== Your task ==
Return every line of the records below unchanged, in the same order.

== Data supplied ==
<<<<

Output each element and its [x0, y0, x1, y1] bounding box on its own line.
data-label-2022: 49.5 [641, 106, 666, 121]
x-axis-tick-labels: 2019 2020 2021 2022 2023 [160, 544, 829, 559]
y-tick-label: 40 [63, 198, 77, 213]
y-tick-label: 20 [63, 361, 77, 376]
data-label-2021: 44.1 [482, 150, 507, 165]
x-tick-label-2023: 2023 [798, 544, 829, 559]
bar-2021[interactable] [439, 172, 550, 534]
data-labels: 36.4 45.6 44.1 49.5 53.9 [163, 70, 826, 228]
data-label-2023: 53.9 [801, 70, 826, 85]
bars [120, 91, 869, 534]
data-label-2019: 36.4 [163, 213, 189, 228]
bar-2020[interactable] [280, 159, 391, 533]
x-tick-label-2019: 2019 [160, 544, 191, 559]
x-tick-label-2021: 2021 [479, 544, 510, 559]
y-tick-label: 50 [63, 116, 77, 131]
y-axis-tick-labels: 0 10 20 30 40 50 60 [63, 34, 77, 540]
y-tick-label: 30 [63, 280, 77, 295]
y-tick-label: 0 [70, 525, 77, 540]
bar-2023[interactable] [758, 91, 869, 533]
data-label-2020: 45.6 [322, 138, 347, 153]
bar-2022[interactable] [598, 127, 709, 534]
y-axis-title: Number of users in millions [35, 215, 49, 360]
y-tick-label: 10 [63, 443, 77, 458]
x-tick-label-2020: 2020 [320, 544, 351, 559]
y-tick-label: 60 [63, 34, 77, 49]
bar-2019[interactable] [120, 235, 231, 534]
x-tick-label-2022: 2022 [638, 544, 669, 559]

>>>>

== Expected output ==
Output each element and its [x0, y0, x1, y1] bounding box on its own line.
data-label-2022: 49.5 [641, 106, 666, 121]
x-axis-tick-labels: 2019 2020 2021 2022 2023 [160, 544, 829, 559]
y-tick-label: 40 [63, 198, 77, 213]
y-tick-label: 20 [63, 361, 77, 376]
data-label-2021: 44.1 [482, 150, 507, 165]
x-tick-label-2023: 2023 [798, 544, 829, 559]
bar-2021[interactable] [439, 172, 550, 534]
data-labels: 36.4 45.6 44.1 49.5 53.9 [163, 70, 826, 228]
data-label-2023: 53.9 [801, 70, 826, 85]
bars [120, 91, 869, 534]
data-label-2019: 36.4 [163, 213, 189, 228]
bar-2020[interactable] [280, 159, 391, 533]
x-tick-label-2019: 2019 [160, 544, 191, 559]
x-tick-label-2021: 2021 [479, 544, 510, 559]
y-tick-label: 50 [63, 116, 77, 131]
y-axis-tick-labels: 0 10 20 30 40 50 60 [63, 34, 77, 540]
y-tick-label: 30 [63, 280, 77, 295]
y-tick-label: 0 [70, 525, 77, 540]
bar-2023[interactable] [758, 91, 869, 533]
data-label-2020: 45.6 [322, 138, 347, 153]
bar-2022[interactable] [598, 127, 709, 534]
y-axis-title: Number of users in millions [35, 215, 49, 360]
y-tick-label: 10 [63, 443, 77, 458]
x-tick-label-2020: 2020 [320, 544, 351, 559]
y-tick-label: 60 [63, 34, 77, 49]
bar-2019[interactable] [120, 235, 231, 534]
x-tick-label-2022: 2022 [638, 544, 669, 559]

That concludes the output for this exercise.